→ **What the exercise asks**
Each record needs to be echoed exactly; can you do that?

→ **Stored data**
──────────

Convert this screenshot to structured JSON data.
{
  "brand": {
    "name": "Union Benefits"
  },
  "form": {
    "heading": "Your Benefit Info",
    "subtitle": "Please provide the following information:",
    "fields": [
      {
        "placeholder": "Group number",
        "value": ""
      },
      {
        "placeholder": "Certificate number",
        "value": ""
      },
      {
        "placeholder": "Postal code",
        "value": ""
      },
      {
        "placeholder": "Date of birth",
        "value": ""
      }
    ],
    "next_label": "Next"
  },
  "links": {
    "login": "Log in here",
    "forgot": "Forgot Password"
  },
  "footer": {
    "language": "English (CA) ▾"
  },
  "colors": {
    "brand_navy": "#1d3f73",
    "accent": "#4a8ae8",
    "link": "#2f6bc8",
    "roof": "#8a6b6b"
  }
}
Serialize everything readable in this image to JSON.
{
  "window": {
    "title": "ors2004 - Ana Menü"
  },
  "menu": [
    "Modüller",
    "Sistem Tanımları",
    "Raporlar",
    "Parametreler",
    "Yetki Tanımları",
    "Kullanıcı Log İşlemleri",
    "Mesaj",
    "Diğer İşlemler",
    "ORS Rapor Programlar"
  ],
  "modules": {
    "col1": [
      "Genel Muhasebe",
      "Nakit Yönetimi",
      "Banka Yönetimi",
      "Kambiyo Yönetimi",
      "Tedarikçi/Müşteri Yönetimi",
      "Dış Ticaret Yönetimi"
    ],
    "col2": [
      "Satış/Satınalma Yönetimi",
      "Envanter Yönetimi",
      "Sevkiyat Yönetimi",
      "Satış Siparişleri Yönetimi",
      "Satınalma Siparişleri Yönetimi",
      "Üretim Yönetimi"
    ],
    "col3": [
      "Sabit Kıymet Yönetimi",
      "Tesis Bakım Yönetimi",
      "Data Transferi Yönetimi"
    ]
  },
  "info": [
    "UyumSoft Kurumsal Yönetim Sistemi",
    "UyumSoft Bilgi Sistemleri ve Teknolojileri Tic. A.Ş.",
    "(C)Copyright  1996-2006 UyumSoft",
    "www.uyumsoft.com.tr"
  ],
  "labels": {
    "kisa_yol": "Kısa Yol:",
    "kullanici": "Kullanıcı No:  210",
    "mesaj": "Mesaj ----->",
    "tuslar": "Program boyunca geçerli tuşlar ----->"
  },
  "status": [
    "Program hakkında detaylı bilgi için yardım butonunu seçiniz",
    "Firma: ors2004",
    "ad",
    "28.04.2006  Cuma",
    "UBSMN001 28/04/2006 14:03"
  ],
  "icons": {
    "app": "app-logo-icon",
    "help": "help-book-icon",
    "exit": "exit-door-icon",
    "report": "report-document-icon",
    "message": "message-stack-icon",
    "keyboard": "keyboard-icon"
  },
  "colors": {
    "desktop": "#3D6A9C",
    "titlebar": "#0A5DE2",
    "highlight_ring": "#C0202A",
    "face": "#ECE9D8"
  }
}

──────────

→ **Reply to the task**
Convert this screenshot to structured JSON data.
{
  "brand": {
    "name": "Union Benefits"
  },
  "form": {
    "heading": "Your Benefit Info",
    "subtitle": "Please provide the following information:",
    "fields": [
      {
        "placeholder": "Group number",
        "value": ""
      },
      {
        "placeholder": "Certificate number",
        "value": ""
      },
      {
        "placeholder": "Postal code",
        "value": ""
      },
      {
        "placeholder": "Date of birth",
        "value": ""
      }
    ],
    "next_label": "Next"
  },
  "links": {
    "login": "Log in here",
    "forgot": "Forgot Password"
  },
  "footer": {
    "language": "English (CA) ▾"
  },
  "colors": {
    "brand_navy": "#1d3f73",
    "accent": "#4a8ae8",
    "link": "#2f6bc8",
    "roof": "#8a6b6b"
  }
}
Serialize everything readable in this image to JSON.
{
  "window": {
    "title": "ors2004 - Ana Menü"
  },
  "menu": [
    "Modüller",
    "Sistem Tanımları",
    "Raporlar",
    "Parametreler",
    "Yetki Tanımları",
    "Kullanıcı Log İşlemleri",
    "Mesaj",
    "Diğer İşlemler",
    "ORS Rapor Programlar"
  ],
  "modules": {
    "col1": [
      "Genel Muhasebe",
      "Nakit Yönetimi",
      "Banka Yönetimi",
      "Kambiyo Yönetimi",
      "Tedarikçi/Müşteri Yönetimi",
      "Dış Ticaret Yönetimi"
    ],
    "col2": [
      "Satış/Satınalma Yönetimi",
      "Envanter Yönetimi",
      "Sevkiyat Yönetimi",
      "Satış Siparişleri Yönetimi",
      "Satınalma Siparişleri Yönetimi",
      "Üretim Yönetimi"
    ],
    "col3": [
      "Sabit Kıymet Yönetimi",
      "Tesis Bakım Yönetimi",
      "Data Transferi Yönetimi"
    ]
  },
  "info": [
    "UyumSoft Kurumsal Yönetim Sistemi",
    "UyumSoft Bilgi Sistemleri ve Teknolojileri Tic. A.Ş.",
    "(C)Copyright  1996-2006 UyumSoft",
    "www.uyumsoft.com.tr"
  ],
  "labels": {
    "kisa_yol": "Kısa Yol:",
    "kullanici": "Kullanıcı No:  210",
    "mesaj": "Mesaj ----->",
    "tuslar": "Program boyunca geçerli tuşlar ----->"
  },
  "status": [
    "Program hakkında detaylı bilgi için yardım butonunu seçiniz",
    "Firma: ors2004",
    "ad",
    "28.04.2006  Cuma",
    "UBSMN001 28/04/2006 14:03"
  ],
  "icons": {
    "app": "app-logo-icon",
    "help": "help-book-icon",
    "exit": "exit-door-icon",
    "report": "report-document-icon",
    "message": "message-stack-icon",
    "keyboard": "keyboard-icon"
  },
  "colors": {
    "desktop": "#3D6A9C",
    "titlebar": "#0A5DE2",
    "highlight_ring": "#C0202A",
    "face": "#ECE9D8"
  }
}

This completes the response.